== What to do ==
**a.** In the table on treating unhealthy pregnant women, what approximate PCO2 value in pregnancy should be considered when interpreting arterial blood gases?
**b.** Translate this sentence from the table on treating unhealthy pregnant women into Spanish: "Lung function and oxygen saturation should be monitored."

Table 1.
Principal features to consider when treating unhealthy pregnant women
| Disease | Features and/or indications |
| Asthma [15] | Recommended use of corticosteroids to prevent critical illness |
| Oral corticosteroids associated with a two-fold increase in pre-eclampsia and with a minimal incidence (0.4%) +of oral clefts (if taken in the first trimester) | |
| Pulmonary oedema [15] | Cardiogenic basis secondary to haemodynamic factors occurring during pregnancy: |
| ↑ cardiac output | |
| ↑ heart rate | |
| ↓ systemic vascular resistance | |
| ↓ colloid osmotic pressure | |
| A consequence of tocolytic therapy and of pre-eclampsia | |
| If no improvement within 24 h after diuresis, invasive haemodynamic monitoring and/or rapid antihypertensive therapy are required | |
| Severe restrictive lung disease [10] | Risk of hypoxic and hypercapnic respiratory failure because the ability to increase ventilation is limited |
| Severely reduced vital capacity but pregnancy can be well tolerated | |
| Minimal complication: preterm delivery with newborn needing high-dependency support | |
| Lung function and oxygen saturation should be monitored | |
| Supplemental oxygen and noninvasive ventilation may be required | |
| Pre-eclampsia [16] | The most common obstetric disorder, with multisystem ramifications |
| ↑ minute ventilation because of ↑ concentration of blood leptin (a ventilation-stimulating hormone) | |
| ↓ vital capacity secondary to lower transverse section area of the upper airways, pharyngeal oedema and excessive weight gain with higher adipose deposition around the neck | |
| ↓ exercise tolerance | |
| Respiratory muscle function is not affected | |
| Heart and lung transplantation [17] | Better to avoid conception within the first 1–2 years after transplantation |
| Potential pregnancy-related complications: prematurity, low weight at birth and postpartum graft loss | |
| Maintenance of immunosuppression with close monitoring of cyclosporine blood levels during gestation | |
| Accurately diagnose signs of pre-eclampsia, as it is a multi-organ disease | |
| Hereditary neuromuscular disorders [18] | Identify the highest risk group according to the diaphragmatic and/or bulbar involvement of the disease |
| ↑ respiratory muscle load by higher airway resistance and impaired bulbar load, leading to overwhelmed respiratory muscle capacity | |
| Hypoventilation | |
| Monitor the respiratory and cough function | |
| Maximise airway clearance | |
| High aspiration risk in the third trimester because of ↑ abdominal pressure and ↓ gastro-oesophageal sphincter tone | |
| ARDS [19] | Non-obstetric causes: sepsis, pneumonia, intracerebral haemorrhage, blood transfusion and trauma |
| Obstetric causes: amniotic fluid embolism, pre-eclampsia, septic abortion, retained products of conception and complication from tocolytic therapy | |
| Management includes: prompt antibiotic therapy, conservative fluid strategy, use of mechanical ventilation and extracorporeal life support in case of refractory ARDS | |
| Mechanical ventilation [20] | Similar indications to those for non-pregnant patients, with some exceptions: |
| Oxygen therapy may also help fetal distress | |
| Consider that PCO2 in pregnancy is about 30 mmHg when interpreting arterial blood gases | |
| Airways are narrow (consequence of mucosal surface hyperaemia), so it is preferable to perform endotracheal intubation via oral route using a smaller tube | |
| ↓ oxygen reserve of the mother, so use pre-oxygenation with 100% oxygen during intubation to avoid arterial desaturation after a short period of apnoea | |
| Better to avoid respiratory alkalosis as it leads to problems in uterine blood flow and fetal oxygenation | |
| Treat respiratory acidosis with bicarbonate |
ARDS: acute respiratory distress syndrome; ↑: increased; ↓: decreased.

== Data records ==
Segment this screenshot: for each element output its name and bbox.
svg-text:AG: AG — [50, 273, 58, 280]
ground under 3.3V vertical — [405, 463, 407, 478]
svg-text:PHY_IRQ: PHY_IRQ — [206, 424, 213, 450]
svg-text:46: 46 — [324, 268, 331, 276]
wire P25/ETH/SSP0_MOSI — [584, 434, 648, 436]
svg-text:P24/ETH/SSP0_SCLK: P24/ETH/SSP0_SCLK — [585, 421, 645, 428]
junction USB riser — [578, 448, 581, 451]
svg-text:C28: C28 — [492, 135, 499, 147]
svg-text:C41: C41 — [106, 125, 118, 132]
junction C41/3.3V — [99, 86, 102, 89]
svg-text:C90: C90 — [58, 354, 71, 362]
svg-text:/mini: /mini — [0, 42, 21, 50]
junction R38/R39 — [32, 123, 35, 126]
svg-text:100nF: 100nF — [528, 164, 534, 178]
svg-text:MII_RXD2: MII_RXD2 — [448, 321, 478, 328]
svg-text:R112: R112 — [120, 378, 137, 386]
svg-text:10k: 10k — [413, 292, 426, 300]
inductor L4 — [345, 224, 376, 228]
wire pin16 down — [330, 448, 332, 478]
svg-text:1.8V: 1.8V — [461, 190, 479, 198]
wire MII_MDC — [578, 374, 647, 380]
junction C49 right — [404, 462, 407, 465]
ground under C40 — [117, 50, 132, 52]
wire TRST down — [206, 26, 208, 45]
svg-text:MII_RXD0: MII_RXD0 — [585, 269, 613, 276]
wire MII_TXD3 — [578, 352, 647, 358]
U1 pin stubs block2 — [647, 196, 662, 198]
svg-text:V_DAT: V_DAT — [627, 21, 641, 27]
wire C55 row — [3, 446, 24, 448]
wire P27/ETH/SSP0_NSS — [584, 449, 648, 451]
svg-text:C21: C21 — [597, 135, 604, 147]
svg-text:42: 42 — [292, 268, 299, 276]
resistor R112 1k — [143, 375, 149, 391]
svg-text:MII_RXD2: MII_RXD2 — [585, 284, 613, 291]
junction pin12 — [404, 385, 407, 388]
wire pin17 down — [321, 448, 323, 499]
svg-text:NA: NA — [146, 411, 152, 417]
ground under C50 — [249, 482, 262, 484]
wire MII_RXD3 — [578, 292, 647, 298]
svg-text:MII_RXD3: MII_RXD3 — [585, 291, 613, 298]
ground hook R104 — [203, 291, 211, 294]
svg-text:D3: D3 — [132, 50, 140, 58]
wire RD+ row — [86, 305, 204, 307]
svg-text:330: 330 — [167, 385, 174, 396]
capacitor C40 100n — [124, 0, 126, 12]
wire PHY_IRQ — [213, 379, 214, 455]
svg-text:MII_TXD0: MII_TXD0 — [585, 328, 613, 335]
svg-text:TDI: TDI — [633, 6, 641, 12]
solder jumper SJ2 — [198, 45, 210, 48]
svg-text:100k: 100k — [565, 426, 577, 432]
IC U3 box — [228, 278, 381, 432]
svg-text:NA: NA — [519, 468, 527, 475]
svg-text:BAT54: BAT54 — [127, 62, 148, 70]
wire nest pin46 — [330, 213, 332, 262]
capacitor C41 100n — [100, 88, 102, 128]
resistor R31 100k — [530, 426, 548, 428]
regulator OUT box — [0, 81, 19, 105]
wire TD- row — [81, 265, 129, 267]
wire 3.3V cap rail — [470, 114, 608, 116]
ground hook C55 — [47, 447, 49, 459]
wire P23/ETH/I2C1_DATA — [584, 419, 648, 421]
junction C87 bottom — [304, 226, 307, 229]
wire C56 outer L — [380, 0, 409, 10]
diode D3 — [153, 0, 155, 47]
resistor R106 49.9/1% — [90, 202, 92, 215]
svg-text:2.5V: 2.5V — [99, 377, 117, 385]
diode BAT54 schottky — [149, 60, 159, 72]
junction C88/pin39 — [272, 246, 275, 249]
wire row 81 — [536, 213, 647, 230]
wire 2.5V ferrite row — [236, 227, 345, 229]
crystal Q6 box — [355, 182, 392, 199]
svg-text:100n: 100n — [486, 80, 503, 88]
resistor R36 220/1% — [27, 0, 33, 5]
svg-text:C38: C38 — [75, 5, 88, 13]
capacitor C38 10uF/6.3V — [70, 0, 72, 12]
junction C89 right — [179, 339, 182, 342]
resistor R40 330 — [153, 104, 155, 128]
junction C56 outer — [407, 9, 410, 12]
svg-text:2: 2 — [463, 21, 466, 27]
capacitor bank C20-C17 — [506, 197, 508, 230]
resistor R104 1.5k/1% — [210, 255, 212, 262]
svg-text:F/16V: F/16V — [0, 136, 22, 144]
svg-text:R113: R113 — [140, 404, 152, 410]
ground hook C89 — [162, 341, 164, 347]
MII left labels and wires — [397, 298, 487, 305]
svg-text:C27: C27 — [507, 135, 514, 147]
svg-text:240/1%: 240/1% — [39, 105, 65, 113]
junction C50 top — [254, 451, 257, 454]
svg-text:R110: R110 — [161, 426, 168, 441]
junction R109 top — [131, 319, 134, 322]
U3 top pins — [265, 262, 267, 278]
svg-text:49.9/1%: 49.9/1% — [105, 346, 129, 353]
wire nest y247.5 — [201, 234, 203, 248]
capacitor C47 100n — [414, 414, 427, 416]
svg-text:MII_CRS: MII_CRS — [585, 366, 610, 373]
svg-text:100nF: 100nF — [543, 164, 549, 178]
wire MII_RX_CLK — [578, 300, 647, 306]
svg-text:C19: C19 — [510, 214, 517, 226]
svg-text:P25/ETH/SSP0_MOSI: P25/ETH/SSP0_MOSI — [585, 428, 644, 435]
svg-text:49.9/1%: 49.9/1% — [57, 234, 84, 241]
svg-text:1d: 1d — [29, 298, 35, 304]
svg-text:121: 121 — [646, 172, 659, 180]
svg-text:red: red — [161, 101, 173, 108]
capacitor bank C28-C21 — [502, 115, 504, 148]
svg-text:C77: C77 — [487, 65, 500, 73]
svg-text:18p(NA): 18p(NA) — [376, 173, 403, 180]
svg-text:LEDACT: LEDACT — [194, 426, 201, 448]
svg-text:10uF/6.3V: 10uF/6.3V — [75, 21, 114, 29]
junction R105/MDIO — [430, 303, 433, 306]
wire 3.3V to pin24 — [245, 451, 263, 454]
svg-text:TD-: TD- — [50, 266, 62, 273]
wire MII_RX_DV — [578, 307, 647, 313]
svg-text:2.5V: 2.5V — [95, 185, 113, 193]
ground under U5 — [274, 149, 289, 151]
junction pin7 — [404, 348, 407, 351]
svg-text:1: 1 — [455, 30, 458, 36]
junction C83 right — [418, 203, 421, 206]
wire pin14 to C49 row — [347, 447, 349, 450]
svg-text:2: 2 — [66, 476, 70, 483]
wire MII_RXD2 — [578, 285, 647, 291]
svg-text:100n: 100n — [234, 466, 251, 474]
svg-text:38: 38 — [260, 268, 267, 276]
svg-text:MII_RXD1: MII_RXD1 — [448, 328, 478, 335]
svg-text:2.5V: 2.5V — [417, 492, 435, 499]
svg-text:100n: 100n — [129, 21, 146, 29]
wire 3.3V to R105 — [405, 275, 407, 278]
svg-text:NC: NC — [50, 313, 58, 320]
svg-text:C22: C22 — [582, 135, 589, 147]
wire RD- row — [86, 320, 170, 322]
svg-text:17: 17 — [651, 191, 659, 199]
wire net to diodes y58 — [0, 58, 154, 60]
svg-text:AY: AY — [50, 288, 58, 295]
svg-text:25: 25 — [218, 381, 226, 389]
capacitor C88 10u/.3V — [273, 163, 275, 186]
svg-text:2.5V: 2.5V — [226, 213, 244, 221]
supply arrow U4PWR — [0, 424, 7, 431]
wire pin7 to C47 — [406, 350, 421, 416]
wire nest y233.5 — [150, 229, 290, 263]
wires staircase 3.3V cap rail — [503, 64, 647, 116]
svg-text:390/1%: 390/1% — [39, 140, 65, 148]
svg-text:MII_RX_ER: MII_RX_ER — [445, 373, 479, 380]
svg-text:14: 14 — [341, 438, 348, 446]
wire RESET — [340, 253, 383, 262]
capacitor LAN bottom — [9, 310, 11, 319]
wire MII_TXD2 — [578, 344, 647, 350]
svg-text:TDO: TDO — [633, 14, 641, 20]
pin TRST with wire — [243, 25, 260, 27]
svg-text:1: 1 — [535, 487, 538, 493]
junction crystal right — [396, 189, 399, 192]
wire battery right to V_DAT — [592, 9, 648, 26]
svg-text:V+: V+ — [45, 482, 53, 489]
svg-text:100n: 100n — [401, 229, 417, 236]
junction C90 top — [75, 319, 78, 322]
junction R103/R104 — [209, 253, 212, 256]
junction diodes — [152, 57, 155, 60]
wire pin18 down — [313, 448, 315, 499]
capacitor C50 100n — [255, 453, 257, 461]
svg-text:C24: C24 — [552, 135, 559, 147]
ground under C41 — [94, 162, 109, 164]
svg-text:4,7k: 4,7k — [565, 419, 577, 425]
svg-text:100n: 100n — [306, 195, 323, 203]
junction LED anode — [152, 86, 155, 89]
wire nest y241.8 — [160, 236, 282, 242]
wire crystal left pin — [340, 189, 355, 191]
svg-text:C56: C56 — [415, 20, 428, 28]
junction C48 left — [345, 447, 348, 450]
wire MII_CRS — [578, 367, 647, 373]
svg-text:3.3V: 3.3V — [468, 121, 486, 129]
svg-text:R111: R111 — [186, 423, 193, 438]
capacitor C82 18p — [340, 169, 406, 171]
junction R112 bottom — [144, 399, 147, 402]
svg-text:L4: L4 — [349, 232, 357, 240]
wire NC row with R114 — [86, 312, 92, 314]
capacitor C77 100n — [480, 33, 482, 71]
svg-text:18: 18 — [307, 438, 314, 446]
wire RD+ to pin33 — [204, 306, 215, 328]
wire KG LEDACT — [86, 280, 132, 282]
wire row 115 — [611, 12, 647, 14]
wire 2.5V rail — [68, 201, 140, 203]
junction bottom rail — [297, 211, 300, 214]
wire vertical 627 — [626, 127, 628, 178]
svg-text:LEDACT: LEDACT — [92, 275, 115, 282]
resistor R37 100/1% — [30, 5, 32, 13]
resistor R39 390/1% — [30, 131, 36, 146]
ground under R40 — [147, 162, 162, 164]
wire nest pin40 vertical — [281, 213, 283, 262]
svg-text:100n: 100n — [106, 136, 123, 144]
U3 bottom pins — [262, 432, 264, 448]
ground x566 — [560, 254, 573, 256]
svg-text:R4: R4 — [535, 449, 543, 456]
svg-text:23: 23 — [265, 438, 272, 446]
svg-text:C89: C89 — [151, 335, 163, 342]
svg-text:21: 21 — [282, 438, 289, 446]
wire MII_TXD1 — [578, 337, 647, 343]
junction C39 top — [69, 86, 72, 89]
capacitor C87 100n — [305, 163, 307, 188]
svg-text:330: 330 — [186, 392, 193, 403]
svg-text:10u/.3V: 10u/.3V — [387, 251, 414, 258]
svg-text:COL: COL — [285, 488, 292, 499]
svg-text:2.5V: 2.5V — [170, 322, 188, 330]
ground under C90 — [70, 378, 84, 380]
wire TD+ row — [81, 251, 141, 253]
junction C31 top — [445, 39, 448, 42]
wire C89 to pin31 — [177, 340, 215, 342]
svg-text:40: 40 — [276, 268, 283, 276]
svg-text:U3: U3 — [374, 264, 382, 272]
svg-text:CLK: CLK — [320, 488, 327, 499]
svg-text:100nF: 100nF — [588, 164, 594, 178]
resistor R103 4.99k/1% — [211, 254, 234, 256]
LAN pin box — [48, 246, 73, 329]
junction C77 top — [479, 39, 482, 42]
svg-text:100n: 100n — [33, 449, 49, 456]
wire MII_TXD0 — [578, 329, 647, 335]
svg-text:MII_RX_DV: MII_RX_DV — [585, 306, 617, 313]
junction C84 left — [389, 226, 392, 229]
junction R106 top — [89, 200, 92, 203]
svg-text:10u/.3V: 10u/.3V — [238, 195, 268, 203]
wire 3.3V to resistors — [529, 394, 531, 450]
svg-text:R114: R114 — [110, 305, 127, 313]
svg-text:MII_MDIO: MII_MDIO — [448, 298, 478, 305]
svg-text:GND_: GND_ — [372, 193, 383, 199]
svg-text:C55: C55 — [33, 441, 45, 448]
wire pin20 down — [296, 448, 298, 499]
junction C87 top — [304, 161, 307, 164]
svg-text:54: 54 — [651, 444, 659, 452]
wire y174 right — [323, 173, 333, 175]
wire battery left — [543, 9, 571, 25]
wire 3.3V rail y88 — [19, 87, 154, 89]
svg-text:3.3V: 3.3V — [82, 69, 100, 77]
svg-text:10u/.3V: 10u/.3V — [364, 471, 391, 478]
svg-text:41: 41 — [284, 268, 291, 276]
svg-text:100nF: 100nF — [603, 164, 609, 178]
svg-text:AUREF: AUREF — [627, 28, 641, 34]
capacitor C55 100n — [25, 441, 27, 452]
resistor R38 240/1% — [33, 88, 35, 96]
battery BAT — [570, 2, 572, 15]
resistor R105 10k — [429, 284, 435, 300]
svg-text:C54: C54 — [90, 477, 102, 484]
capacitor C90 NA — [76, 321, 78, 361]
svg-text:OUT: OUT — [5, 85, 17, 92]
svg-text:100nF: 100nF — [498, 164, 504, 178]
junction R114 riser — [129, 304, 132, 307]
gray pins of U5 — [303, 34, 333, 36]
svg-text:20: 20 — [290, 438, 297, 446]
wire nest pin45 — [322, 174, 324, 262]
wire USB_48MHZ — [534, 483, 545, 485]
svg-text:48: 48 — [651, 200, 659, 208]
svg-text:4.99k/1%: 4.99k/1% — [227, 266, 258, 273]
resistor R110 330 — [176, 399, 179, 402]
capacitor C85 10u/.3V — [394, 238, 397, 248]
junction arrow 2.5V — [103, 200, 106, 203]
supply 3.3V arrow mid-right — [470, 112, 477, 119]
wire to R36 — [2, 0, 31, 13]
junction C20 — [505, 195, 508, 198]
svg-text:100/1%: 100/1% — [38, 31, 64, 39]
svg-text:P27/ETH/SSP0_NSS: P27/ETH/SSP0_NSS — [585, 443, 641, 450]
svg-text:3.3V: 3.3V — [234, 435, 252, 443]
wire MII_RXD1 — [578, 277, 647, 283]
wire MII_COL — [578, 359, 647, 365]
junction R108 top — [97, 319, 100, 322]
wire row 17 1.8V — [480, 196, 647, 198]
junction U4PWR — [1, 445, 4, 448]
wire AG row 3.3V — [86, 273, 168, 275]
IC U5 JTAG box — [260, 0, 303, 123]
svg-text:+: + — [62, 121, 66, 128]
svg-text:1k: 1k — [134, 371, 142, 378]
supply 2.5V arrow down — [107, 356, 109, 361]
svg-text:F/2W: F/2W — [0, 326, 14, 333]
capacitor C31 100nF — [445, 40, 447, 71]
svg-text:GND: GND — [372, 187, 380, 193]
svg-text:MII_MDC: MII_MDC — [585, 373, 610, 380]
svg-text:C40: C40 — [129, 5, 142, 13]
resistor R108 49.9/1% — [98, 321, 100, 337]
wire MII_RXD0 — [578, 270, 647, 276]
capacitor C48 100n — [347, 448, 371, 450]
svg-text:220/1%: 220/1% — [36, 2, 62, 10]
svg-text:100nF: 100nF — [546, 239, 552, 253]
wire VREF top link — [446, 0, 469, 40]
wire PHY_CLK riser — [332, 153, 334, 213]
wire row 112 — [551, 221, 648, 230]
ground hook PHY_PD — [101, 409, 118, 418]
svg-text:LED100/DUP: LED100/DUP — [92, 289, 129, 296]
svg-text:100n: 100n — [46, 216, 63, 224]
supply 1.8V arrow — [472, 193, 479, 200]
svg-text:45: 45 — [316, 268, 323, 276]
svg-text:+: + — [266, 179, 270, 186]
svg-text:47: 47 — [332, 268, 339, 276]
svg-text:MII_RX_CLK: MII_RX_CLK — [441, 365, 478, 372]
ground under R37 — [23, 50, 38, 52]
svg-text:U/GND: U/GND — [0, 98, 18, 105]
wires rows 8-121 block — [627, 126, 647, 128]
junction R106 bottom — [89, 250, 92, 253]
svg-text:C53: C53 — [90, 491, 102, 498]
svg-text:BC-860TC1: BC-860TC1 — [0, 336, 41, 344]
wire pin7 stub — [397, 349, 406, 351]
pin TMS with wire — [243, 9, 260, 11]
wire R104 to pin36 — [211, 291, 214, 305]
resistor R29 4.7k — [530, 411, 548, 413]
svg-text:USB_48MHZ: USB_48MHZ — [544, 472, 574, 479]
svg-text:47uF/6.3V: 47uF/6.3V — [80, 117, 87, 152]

== Task-by-task answers ==
**a.** About 30 mmHg.

**b.** Se deben vigilar la función pulmonar y la saturación de oxígeno.